**Set task**.
Say how many lines hold the string "name"; please write nothing but the number.

** Start Source records **

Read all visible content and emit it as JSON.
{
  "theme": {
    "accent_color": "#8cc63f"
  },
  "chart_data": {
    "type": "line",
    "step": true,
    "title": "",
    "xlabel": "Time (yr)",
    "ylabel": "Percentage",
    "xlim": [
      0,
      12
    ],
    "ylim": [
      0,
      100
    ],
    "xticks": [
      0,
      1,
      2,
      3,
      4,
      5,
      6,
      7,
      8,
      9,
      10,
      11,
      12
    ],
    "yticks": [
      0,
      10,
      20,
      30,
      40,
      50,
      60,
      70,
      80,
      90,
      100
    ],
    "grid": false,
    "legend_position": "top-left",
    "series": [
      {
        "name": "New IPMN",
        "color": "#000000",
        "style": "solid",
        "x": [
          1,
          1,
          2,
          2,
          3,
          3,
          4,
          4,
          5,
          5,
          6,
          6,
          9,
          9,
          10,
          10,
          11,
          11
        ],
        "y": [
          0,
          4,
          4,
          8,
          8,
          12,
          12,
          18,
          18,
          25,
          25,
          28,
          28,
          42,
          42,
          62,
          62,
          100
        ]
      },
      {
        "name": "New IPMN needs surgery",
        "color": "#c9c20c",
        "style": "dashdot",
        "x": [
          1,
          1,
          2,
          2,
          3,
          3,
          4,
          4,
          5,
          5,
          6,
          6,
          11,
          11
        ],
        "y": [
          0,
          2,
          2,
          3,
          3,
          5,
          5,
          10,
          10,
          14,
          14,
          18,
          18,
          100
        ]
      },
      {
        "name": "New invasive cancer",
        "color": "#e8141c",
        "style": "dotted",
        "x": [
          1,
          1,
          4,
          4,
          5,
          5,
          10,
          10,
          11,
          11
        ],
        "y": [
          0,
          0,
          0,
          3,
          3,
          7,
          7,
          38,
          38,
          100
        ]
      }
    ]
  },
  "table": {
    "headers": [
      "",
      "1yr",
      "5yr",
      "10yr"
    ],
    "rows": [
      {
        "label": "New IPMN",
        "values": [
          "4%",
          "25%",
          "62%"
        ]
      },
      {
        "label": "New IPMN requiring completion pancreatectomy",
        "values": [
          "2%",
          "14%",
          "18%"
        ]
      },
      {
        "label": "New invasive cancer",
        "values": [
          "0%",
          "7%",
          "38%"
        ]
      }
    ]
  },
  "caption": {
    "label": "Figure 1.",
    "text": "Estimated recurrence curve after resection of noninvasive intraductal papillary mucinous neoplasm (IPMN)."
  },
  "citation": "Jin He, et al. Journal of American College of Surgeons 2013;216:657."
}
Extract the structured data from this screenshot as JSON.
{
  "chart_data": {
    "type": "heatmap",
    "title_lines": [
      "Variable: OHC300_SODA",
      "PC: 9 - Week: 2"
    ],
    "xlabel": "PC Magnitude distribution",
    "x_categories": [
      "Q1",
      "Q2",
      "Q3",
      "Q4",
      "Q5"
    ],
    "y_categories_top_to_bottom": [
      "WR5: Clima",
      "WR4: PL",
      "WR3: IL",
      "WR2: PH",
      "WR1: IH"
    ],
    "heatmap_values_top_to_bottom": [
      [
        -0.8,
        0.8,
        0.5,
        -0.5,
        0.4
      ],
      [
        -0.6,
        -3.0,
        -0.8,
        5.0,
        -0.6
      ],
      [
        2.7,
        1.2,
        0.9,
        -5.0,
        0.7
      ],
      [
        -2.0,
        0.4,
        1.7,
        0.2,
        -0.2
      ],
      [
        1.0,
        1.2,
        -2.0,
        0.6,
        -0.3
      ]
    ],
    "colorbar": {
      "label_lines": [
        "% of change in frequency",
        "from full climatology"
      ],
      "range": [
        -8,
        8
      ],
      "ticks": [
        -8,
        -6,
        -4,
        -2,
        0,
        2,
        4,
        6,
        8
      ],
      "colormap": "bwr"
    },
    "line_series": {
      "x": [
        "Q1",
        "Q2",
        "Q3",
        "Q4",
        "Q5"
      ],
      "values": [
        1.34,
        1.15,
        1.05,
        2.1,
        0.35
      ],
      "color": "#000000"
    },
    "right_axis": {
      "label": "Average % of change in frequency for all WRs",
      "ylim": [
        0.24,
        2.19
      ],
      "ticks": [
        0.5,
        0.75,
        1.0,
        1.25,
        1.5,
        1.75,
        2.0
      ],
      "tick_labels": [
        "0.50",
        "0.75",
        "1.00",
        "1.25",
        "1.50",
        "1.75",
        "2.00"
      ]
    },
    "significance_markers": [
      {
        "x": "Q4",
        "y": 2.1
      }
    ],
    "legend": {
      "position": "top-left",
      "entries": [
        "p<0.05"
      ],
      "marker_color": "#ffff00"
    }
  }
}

** End Source records **

**Exercise output**.
3